=== STATED TASK ===
Leave out the pictures and repeat the rest of the material exactly.

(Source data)
************

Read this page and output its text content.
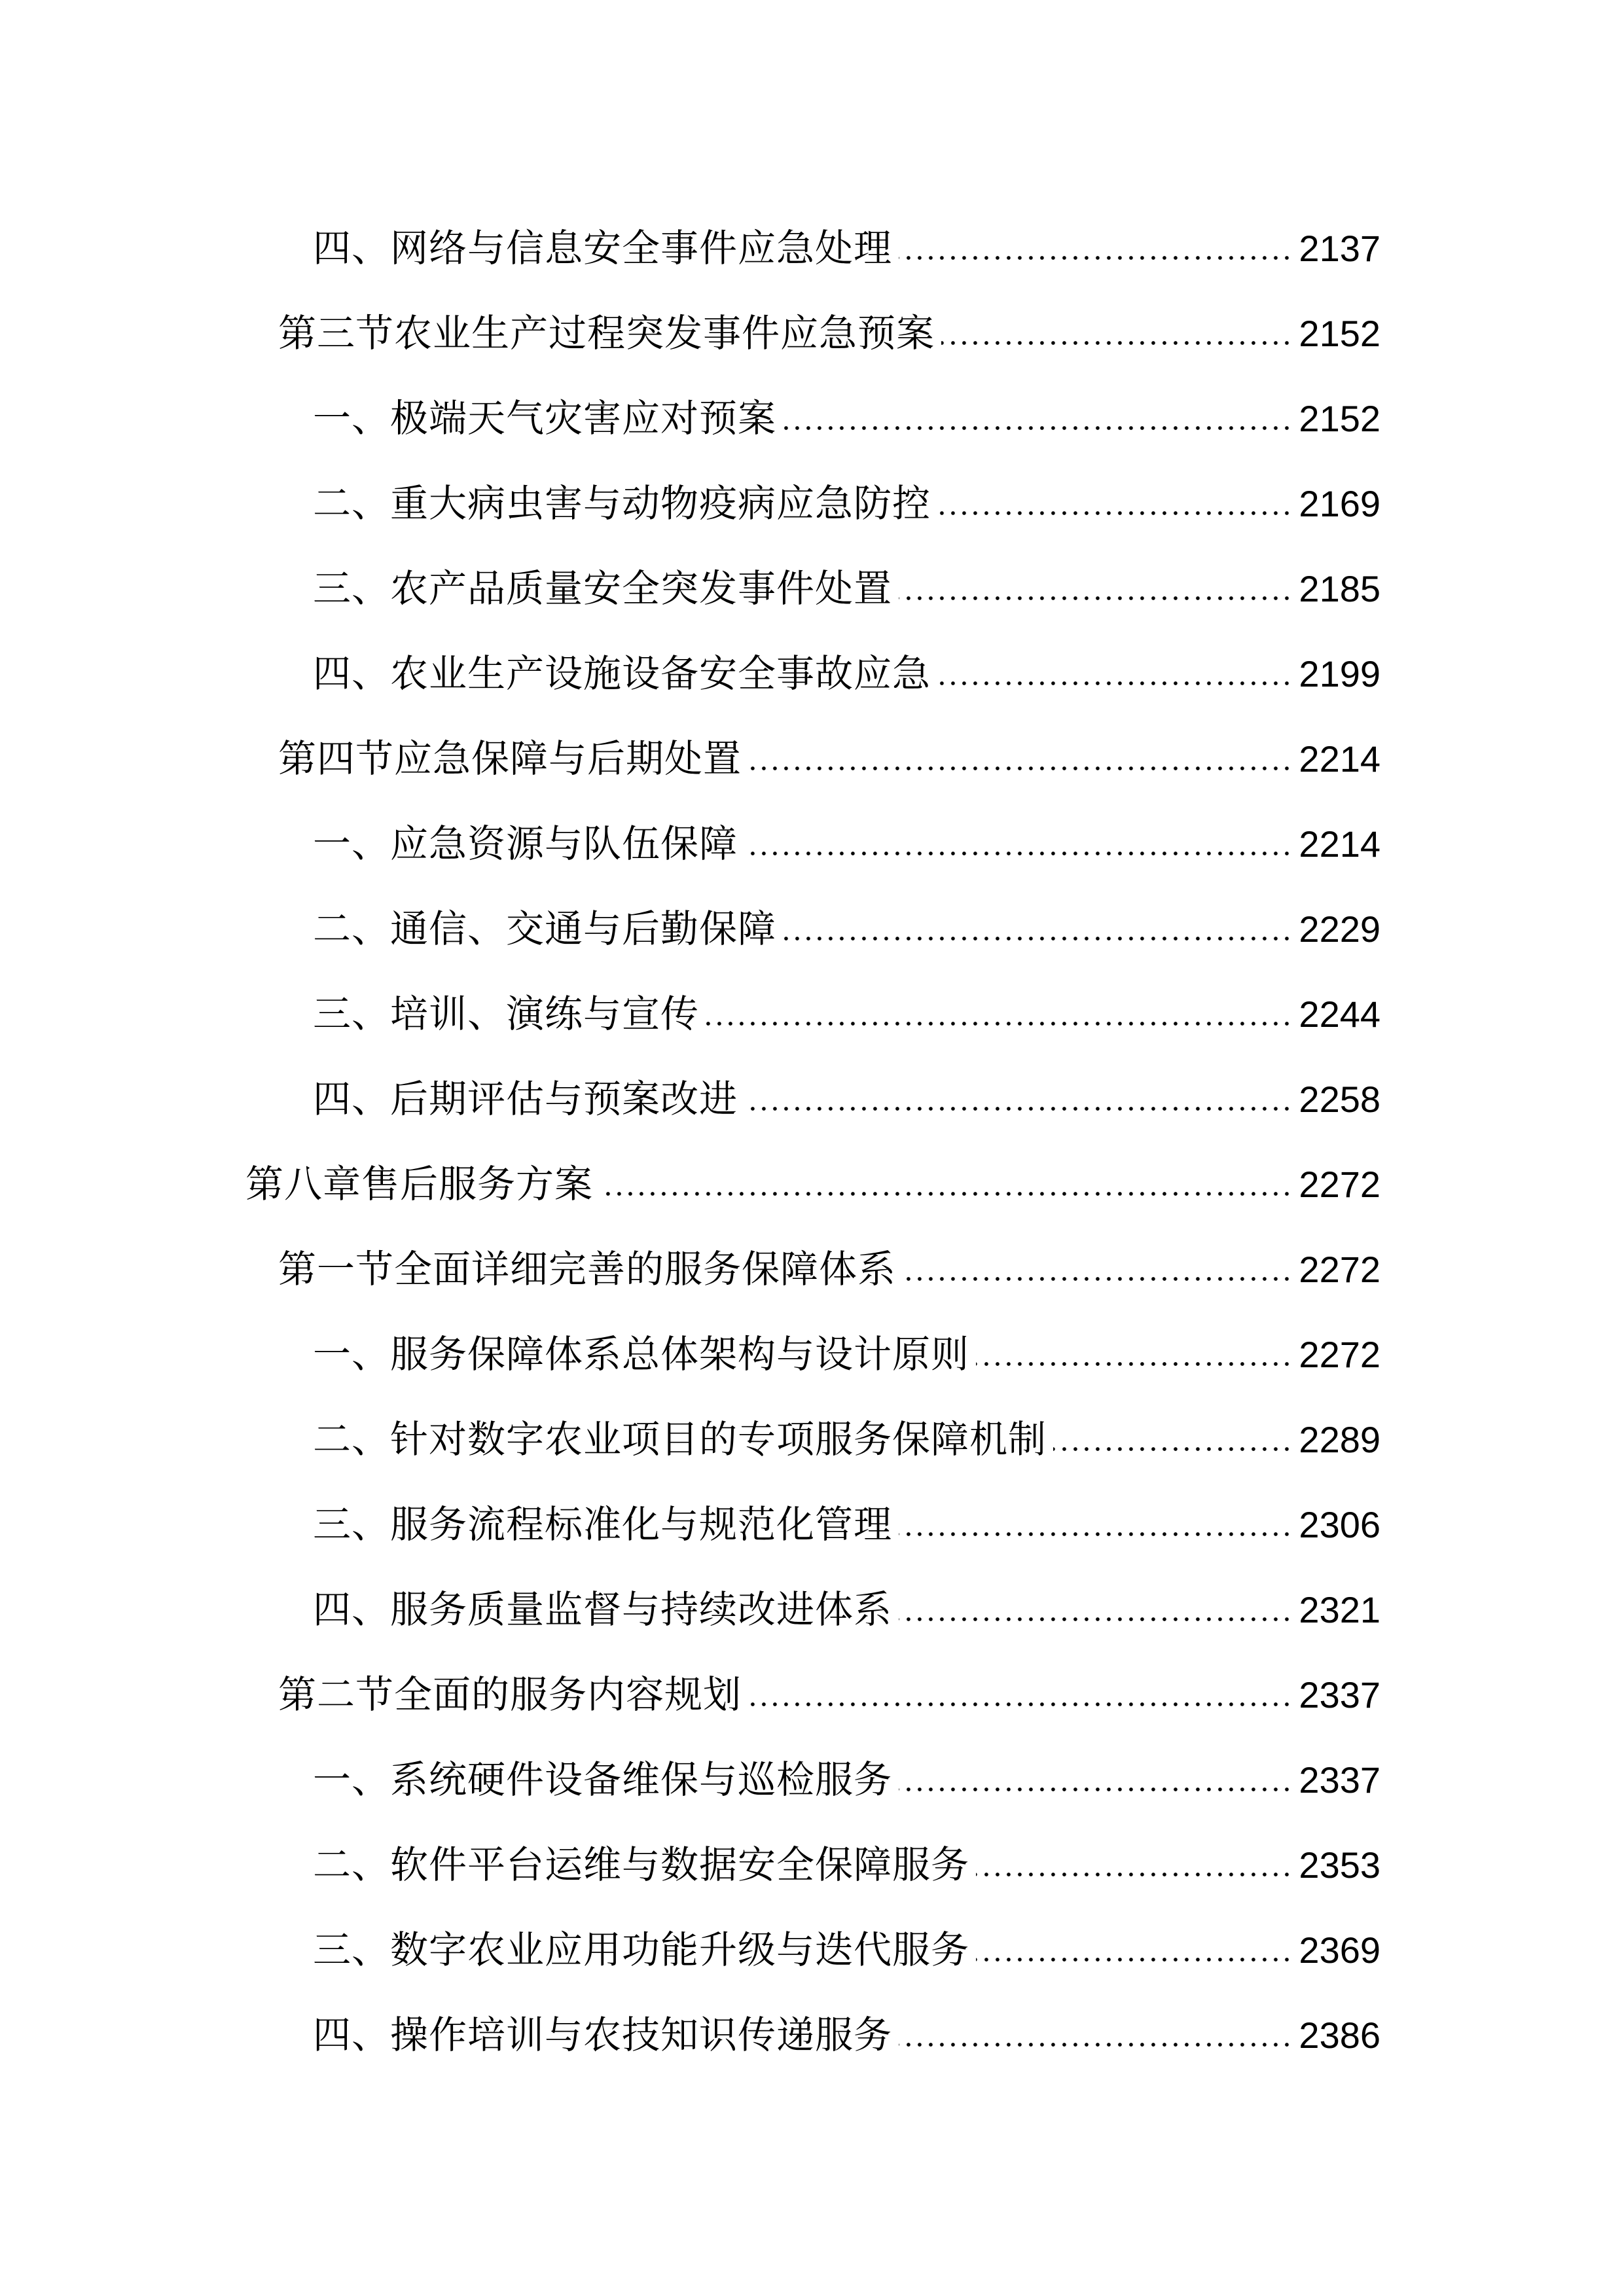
四、网络与信息安全事件应急处理	2137
第三节农业生产过程突发事件应急预案	2152
一、极端天气灾害应对预案	2152
二、重大病虫害与动物疫病应急防控	2169
三、农产品质量安全突发事件处置	2185
四、农业生产设施设备安全事故应急	2199
第四节应急保障与后期处置	2214
一、应急资源与队伍保障	2214
二、通信、交通与后勤保障	2229
三、培训、演练与宣传	2244
四、后期评估与预案改进	2258
第八章售后服务方案	2272
第一节全面详细完善的服务保障体系	2272
一、服务保障体系总体架构与设计原则	2272
二、针对数字农业项目的专项服务保障机制	2289
三、服务流程标准化与规范化管理	2306
四、服务质量监督与持续改进体系	2321
第二节全面的服务内容规划	2337
一、系统硬件设备维保与巡检服务	2337
二、软件平台运维与数据安全保障服务	2353
三、数字农业应用功能升级与迭代服务	2369
四、操作培训与农技知识传递服务	2386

************

=== THE REPLY ===
Read this page and output its text content.
四、网络与信息安全事件应急处理	2137
第三节农业生产过程突发事件应急预案	2152
一、极端天气灾害应对预案	2152
二、重大病虫害与动物疫病应急防控	2169
三、农产品质量安全突发事件处置	2185
四、农业生产设施设备安全事故应急	2199
第四节应急保障与后期处置	2214
一、应急资源与队伍保障	2214
二、通信、交通与后勤保障	2229
三、培训、演练与宣传	2244
四、后期评估与预案改进	2258
第八章售后服务方案	2272
第一节全面详细完善的服务保障体系	2272
一、服务保障体系总体架构与设计原则	2272
二、针对数字农业项目的专项服务保障机制	2289
三、服务流程标准化与规范化管理	2306
四、服务质量监督与持续改进体系	2321
第二节全面的服务内容规划	2337
一、系统硬件设备维保与巡检服务	2337
二、软件平台运维与数据安全保障服务	2353
三、数字农业应用功能升级与迭代服务	2369
四、操作培训与农技知识传递服务	2386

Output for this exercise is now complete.